## Job
Copy the data that follows, character for character, minus the pictures.
:: Records for the exercise
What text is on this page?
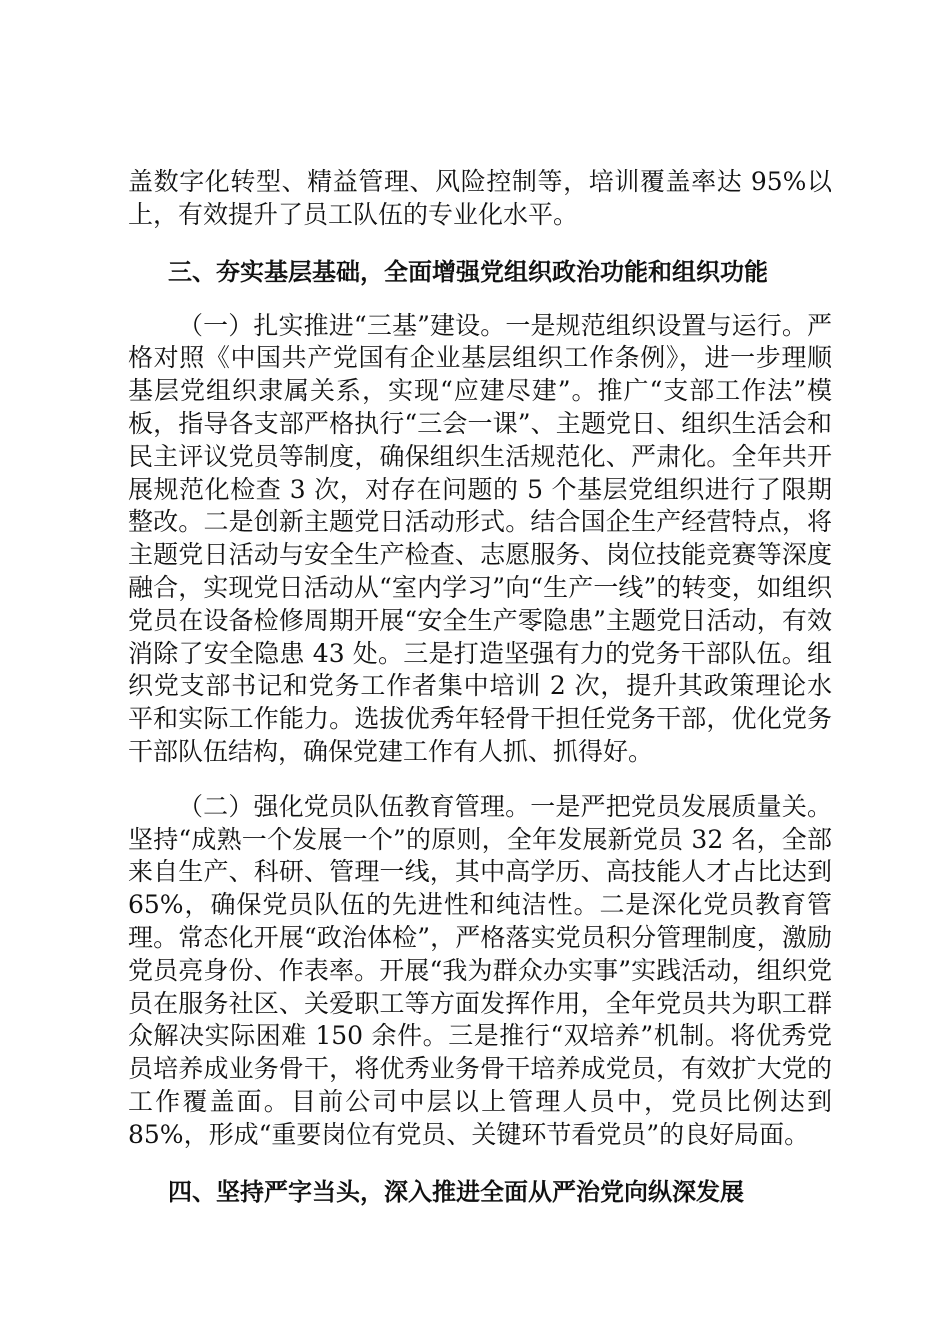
盖数字化转型、精益管理、风险控制等，培训覆盖率达 95%以上，有效提升了员工队伍的专业化水平。

三、夯实基层基础，全面增强党组织政治功能和组织功能

（一）扎实推进“三基”建设。一是规范组织设置与运行。严格对照《中国共产党国有企业基层组织工作条例》，进一步理顺基层党组织隶属关系，实现“应建尽建”。推广“支部工作法”模板，指导各支部严格执行“三会一课”、主题党日、组织生活会和民主评议党员等制度，确保组织生活规范化、严肃化。全年共开展规范化检查 3 次，对存在问题的 5 个基层党组织进行了限期整改。二是创新主题党日活动形式。结合国企生产经营特点，将主题党日活动与安全生产检查、志愿服务、岗位技能竞赛等深度融合，实现党日活动从“室内学习”向“生产一线”的转变，如组织党员在设备检修周期开展“安全生产零隐患”主题党日活动，有效消除了安全隐患 43 处。三是打造坚强有力的党务干部队伍。组织党支部书记和党务工作者集中培训 2 次，提升其政策理论水平和实际工作能力。选拔优秀年轻骨干担任党务干部，优化党务干部队伍结构，确保党建工作有人抓、抓得好。

（二）强化党员队伍教育管理。一是严把党员发展质量关。坚持“成熟一个发展一个”的原则，全年发展新党员 32 名，全部来自生产、科研、管理一线，其中高学历、高技能人才占比达到 65%，确保党员队伍的先进性和纯洁性。二是深化党员教育管理。常态化开展“政治体检”，严格落实党员积分管理制度，激励党员亮身份、作表率。开展“我为群众办实事”实践活动，组织党员在服务社区、关爱职工等方面发挥作用，全年党员共为职工群众解决实际困难 150 余件。三是推行“双培养”机制。将优秀党员培养成业务骨干，将优秀业务骨干培养成党员，有效扩大党的工作覆盖面。目前公司中层以上管理人员中，党员比例达到 85%，形成“重要岗位有党员、关键环节看党员”的良好局面。

四、坚持严字当头，深入推进全面从严治党向纵深发展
::::
## Response below
What text is on this page?
盖数字化转型、精益管理、风险控制等，培训覆盖率达 95%以上，有效提升了员工队伍的专业化水平。

三、夯实基层基础，全面增强党组织政治功能和组织功能

（一）扎实推进“三基”建设。一是规范组织设置与运行。严格对照《中国共产党国有企业基层组织工作条例》，进一步理顺基层党组织隶属关系，实现“应建尽建”。推广“支部工作法”模板，指导各支部严格执行“三会一课”、主题党日、组织生活会和民主评议党员等制度，确保组织生活规范化、严肃化。全年共开展规范化检查 3 次，对存在问题的 5 个基层党组织进行了限期整改。二是创新主题党日活动形式。结合国企生产经营特点，将主题党日活动与安全生产检查、志愿服务、岗位技能竞赛等深度融合，实现党日活动从“室内学习”向“生产一线”的转变，如组织党员在设备检修周期开展“安全生产零隐患”主题党日活动，有效消除了安全隐患 43 处。三是打造坚强有力的党务干部队伍。组织党支部书记和党务工作者集中培训 2 次，提升其政策理论水平和实际工作能力。选拔优秀年轻骨干担任党务干部，优化党务干部队伍结构，确保党建工作有人抓、抓得好。

（二）强化党员队伍教育管理。一是严把党员发展质量关。坚持“成熟一个发展一个”的原则，全年发展新党员 32 名，全部来自生产、科研、管理一线，其中高学历、高技能人才占比达到 65%，确保党员队伍的先进性和纯洁性。二是深化党员教育管理。常态化开展“政治体检”，严格落实党员积分管理制度，激励党员亮身份、作表率。开展“我为群众办实事”实践活动，组织党员在服务社区、关爱职工等方面发挥作用，全年党员共为职工群众解决实际困难 150 余件。三是推行“双培养”机制。将优秀党员培养成业务骨干，将优秀业务骨干培养成党员，有效扩大党的工作覆盖面。目前公司中层以上管理人员中，党员比例达到 85%，形成“重要岗位有党员、关键环节看党员”的良好局面。

四、坚持严字当头，深入推进全面从严治党向纵深发展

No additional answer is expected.